[Figure content listings]
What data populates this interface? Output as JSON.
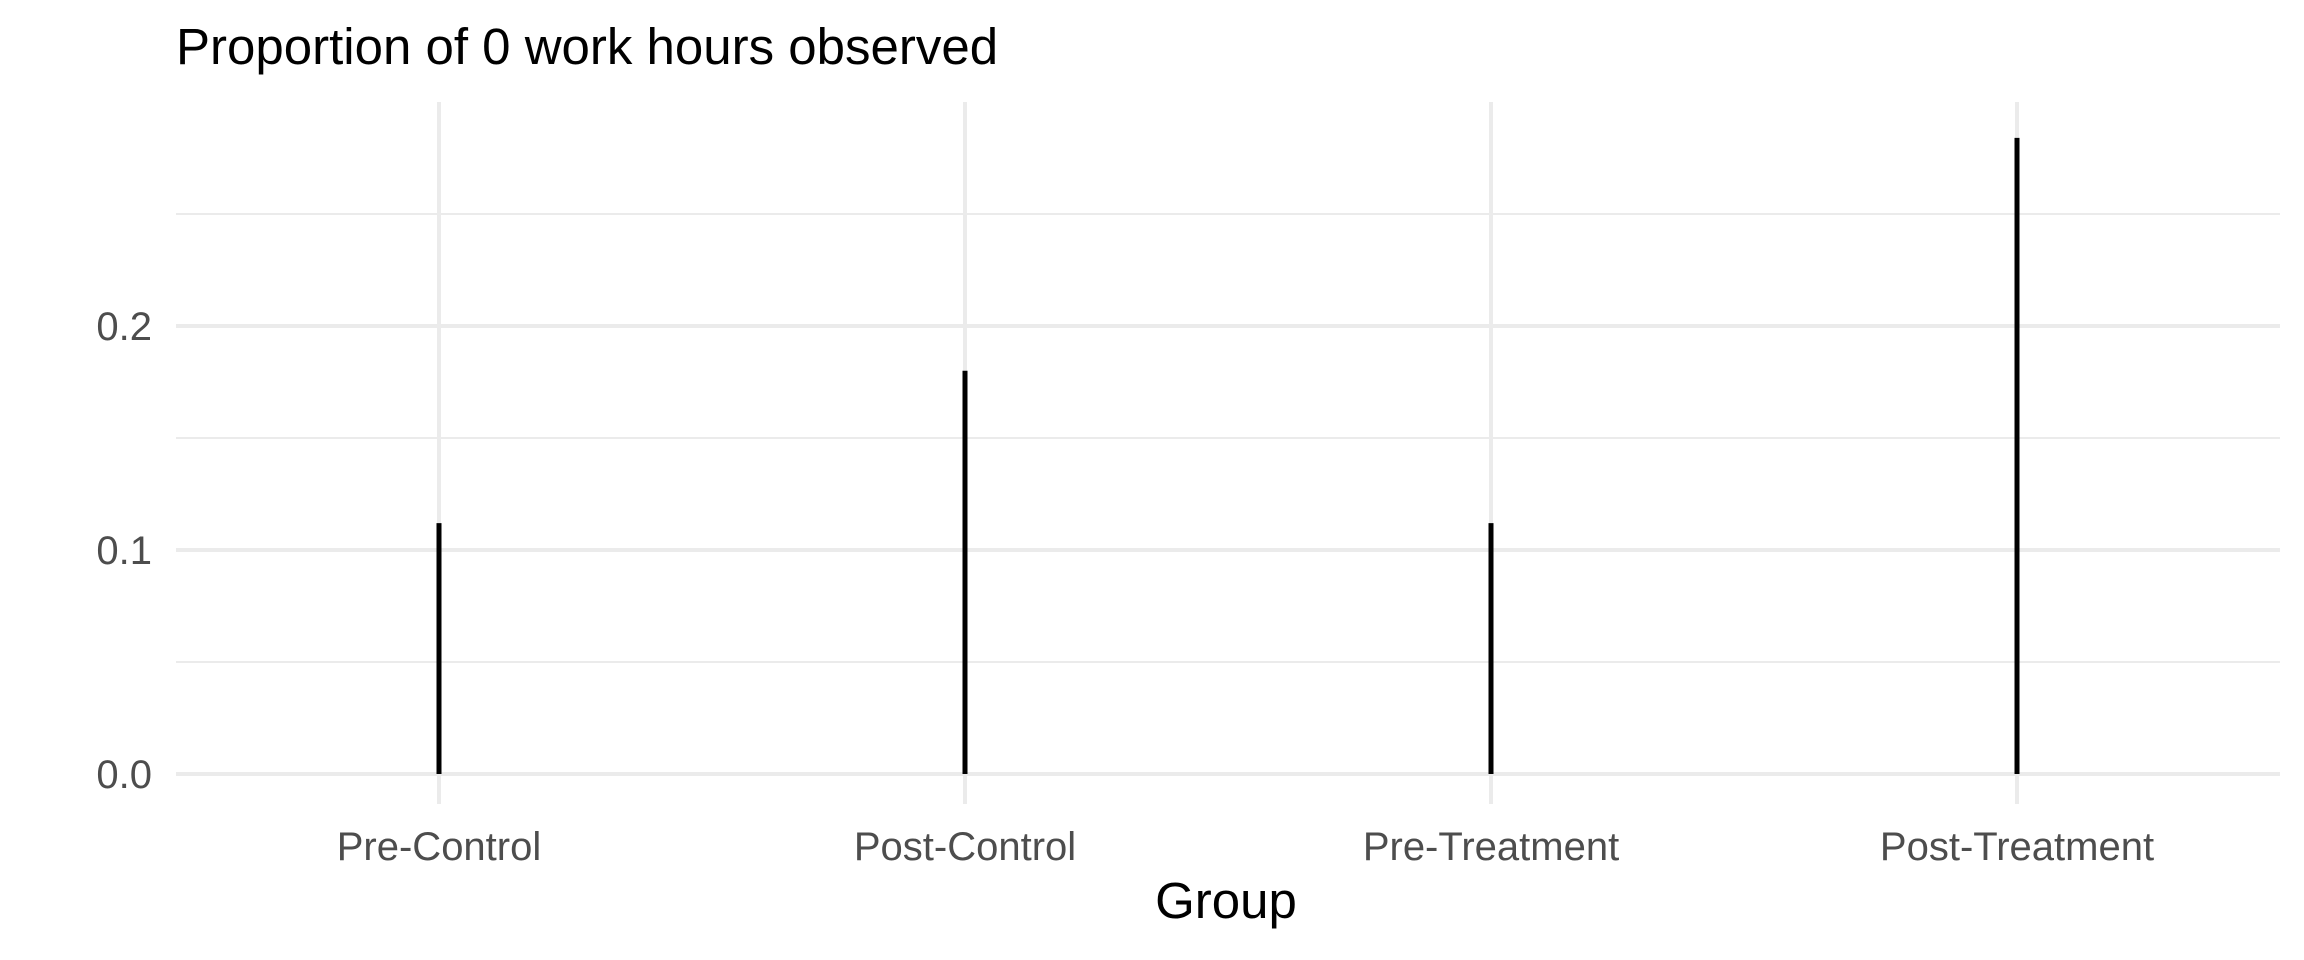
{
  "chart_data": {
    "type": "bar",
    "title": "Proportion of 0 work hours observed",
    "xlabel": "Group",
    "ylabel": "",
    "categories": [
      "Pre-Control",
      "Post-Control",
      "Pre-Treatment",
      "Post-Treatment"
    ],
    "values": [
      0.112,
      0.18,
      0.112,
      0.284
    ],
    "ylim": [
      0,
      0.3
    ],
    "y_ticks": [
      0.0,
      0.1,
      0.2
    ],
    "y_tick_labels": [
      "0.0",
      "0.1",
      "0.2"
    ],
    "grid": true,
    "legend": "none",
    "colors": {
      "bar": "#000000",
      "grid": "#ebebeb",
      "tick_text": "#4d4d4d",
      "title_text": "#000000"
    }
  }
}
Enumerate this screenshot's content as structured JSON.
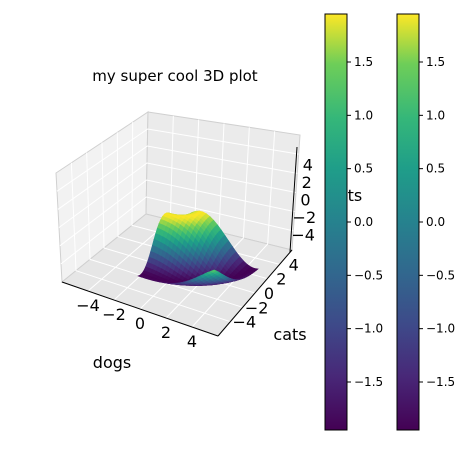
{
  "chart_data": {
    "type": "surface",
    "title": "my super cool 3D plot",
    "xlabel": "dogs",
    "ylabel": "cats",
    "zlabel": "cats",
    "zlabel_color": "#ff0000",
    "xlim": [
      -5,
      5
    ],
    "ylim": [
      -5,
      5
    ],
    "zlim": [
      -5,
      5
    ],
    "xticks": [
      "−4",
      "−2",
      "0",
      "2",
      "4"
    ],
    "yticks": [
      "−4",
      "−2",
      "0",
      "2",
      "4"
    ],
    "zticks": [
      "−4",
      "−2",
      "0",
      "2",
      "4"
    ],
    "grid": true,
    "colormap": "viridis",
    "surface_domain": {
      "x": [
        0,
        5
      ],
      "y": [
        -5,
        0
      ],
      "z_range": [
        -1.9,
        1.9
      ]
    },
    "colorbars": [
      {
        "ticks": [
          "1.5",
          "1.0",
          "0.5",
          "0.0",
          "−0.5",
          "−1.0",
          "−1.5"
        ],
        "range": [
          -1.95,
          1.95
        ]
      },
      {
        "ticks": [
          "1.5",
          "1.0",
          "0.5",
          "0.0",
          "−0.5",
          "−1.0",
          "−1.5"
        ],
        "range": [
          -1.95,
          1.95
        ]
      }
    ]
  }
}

...

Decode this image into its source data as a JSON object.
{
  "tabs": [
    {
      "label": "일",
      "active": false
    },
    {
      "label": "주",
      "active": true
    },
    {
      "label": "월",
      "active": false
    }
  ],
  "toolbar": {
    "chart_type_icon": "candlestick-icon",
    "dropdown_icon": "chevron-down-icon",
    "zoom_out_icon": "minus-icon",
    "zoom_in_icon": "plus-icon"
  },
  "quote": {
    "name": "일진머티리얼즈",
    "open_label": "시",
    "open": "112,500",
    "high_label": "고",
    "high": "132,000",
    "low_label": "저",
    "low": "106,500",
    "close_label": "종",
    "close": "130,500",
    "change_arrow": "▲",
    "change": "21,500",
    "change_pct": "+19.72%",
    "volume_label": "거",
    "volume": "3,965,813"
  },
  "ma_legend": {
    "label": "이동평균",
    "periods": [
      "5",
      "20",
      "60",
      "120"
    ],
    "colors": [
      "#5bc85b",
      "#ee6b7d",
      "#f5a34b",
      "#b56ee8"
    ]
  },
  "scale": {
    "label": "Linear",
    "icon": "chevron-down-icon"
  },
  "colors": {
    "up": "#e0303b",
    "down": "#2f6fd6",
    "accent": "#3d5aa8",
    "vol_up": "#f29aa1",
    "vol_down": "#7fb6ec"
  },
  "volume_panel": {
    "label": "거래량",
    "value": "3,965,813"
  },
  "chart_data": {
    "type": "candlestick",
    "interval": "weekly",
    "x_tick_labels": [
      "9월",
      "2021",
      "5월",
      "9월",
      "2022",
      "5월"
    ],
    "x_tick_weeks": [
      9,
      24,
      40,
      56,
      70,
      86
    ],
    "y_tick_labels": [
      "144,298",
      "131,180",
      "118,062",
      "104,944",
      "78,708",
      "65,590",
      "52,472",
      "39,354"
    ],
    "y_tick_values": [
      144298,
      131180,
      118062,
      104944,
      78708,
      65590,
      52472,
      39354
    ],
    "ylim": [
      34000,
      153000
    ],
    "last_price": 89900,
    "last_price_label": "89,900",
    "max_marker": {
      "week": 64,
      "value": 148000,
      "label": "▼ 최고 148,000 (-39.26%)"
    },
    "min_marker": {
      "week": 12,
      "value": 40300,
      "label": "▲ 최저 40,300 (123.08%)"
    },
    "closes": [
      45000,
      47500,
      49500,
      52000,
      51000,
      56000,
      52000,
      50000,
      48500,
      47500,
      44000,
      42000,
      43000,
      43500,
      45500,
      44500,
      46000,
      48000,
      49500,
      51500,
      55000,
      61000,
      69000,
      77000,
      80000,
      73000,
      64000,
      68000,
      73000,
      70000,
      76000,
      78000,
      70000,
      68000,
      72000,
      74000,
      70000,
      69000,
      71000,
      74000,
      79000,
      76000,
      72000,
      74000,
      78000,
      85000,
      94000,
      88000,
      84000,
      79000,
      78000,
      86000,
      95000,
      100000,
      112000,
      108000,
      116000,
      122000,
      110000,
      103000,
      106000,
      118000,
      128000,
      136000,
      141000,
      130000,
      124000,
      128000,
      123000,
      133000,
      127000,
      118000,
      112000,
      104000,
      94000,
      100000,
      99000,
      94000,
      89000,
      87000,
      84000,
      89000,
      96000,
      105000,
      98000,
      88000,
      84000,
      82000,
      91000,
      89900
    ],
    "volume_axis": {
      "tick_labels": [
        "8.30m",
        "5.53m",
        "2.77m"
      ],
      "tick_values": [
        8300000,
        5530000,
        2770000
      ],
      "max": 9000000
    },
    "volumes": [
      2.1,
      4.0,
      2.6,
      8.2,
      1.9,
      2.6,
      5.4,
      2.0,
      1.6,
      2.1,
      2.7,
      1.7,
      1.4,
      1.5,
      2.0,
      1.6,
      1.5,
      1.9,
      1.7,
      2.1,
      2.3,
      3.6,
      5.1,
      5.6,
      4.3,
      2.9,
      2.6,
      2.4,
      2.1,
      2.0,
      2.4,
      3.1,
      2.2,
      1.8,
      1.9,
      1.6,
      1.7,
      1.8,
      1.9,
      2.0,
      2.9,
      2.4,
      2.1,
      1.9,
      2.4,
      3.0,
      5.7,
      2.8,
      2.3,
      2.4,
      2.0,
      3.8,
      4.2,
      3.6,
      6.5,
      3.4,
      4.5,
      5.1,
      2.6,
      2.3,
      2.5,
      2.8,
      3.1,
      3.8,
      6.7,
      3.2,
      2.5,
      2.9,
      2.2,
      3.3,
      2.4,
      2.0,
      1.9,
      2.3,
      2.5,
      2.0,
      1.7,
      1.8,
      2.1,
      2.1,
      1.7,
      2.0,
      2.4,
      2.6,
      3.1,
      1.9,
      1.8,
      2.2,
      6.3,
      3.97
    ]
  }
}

• **Directions**: Go through the listing above and list every line that has the word "JSON".

• **Exercise solution**:
What data populates this interface? Output as JSON.
Enumerate this screenshot's content as structured JSON.
Decode this image into its source data as a JSON object.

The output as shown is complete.